**STATED EXERCISE:** For each line in the data below that holds "Valor", return a copy.
───── DATA SUPPLIED
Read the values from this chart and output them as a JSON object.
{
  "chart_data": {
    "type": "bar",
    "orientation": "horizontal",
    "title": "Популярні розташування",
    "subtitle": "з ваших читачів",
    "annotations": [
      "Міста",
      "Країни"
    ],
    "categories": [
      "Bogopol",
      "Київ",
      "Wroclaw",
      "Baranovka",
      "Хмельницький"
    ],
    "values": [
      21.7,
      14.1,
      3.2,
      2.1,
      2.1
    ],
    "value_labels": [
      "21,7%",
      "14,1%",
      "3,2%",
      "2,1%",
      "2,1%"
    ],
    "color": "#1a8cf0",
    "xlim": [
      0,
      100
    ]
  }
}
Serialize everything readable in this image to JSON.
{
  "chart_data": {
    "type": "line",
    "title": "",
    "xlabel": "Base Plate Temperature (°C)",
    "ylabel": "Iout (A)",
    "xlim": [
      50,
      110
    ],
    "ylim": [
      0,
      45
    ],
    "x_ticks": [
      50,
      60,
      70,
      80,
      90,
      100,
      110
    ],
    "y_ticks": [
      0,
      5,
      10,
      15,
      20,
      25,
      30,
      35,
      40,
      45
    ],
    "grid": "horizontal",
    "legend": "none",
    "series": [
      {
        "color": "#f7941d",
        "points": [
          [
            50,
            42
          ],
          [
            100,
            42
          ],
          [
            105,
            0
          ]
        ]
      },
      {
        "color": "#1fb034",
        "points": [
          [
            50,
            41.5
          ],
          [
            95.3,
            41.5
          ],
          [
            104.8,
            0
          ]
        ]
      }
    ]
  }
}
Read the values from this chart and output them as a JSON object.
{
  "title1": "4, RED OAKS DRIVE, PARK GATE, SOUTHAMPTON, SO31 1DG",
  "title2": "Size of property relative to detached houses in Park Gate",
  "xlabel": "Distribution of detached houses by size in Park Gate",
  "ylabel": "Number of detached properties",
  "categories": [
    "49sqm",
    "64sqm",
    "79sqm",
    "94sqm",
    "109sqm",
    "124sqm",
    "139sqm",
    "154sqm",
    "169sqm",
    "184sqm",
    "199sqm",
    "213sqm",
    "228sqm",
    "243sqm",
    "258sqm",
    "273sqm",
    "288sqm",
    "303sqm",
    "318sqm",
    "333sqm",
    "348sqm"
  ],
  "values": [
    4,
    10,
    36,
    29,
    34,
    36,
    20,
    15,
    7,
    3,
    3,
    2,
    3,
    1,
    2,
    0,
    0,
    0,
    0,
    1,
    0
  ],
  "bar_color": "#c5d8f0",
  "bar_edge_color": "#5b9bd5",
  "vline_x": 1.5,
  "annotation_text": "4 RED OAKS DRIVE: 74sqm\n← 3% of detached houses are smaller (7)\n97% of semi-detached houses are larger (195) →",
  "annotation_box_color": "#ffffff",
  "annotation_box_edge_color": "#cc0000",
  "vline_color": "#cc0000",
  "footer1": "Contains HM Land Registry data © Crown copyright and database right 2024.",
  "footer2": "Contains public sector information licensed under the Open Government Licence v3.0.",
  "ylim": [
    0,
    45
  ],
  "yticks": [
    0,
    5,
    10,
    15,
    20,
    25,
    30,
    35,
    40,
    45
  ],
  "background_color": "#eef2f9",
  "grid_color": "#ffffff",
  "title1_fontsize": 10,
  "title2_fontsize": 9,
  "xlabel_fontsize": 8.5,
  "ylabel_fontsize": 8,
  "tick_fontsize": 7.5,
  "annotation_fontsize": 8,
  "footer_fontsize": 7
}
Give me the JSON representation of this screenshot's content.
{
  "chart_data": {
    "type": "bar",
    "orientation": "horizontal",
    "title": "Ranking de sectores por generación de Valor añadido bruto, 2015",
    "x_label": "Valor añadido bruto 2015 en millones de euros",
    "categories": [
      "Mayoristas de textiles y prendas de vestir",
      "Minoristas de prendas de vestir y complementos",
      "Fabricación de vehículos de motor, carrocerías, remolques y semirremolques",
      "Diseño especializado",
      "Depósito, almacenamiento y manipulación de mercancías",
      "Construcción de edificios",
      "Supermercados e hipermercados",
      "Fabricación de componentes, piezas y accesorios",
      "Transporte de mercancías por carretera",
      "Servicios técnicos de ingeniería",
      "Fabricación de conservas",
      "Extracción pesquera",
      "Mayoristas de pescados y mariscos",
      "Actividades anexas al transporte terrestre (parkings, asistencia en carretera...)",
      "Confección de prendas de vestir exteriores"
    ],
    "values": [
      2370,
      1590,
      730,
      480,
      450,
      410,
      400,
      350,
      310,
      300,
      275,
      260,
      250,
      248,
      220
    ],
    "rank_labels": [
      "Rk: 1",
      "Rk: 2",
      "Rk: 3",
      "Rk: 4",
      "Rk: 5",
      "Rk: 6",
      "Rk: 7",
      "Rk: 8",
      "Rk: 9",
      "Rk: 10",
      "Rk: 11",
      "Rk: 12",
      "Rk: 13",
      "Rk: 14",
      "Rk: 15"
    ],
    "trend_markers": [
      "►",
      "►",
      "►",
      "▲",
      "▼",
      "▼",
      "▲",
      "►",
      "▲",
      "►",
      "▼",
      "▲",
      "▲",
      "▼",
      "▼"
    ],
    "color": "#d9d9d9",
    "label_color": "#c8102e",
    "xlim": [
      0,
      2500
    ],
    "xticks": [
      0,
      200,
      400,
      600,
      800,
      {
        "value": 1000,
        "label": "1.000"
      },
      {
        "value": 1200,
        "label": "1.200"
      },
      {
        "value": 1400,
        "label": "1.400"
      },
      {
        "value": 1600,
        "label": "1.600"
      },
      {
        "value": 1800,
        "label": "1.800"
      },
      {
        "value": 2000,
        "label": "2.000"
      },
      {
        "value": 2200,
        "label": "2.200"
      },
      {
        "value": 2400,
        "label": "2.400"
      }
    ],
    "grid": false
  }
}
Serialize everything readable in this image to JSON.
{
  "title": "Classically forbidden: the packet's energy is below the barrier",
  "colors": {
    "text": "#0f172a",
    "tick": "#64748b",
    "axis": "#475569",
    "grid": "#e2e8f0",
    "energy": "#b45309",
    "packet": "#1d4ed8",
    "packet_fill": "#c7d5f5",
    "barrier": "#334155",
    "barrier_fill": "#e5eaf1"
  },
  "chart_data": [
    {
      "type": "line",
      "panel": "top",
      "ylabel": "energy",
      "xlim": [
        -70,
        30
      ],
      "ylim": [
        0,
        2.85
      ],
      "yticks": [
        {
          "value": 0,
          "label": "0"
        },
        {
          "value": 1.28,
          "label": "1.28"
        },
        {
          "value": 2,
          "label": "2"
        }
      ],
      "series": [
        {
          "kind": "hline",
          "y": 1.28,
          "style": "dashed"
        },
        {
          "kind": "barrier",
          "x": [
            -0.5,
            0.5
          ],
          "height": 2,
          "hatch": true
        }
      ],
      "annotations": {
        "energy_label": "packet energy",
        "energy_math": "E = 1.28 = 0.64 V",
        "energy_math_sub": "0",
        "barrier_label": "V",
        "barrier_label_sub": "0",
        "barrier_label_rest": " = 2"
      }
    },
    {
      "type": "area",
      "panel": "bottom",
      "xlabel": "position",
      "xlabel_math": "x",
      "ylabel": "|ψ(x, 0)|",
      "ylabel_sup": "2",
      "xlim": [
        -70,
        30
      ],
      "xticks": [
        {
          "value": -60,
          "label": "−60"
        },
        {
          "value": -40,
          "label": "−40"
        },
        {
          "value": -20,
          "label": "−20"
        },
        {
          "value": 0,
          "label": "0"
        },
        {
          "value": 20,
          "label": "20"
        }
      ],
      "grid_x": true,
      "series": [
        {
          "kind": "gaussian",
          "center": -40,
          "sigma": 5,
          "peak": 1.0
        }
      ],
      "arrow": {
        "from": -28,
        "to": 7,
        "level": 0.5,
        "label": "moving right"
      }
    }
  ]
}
──────────
**FINISHED EXERCISE:**
    "title": "Ranking de sectores por generación de Valor añadido bruto, 2015",
    "x_label": "Valor añadido bruto 2015 en millones de euros",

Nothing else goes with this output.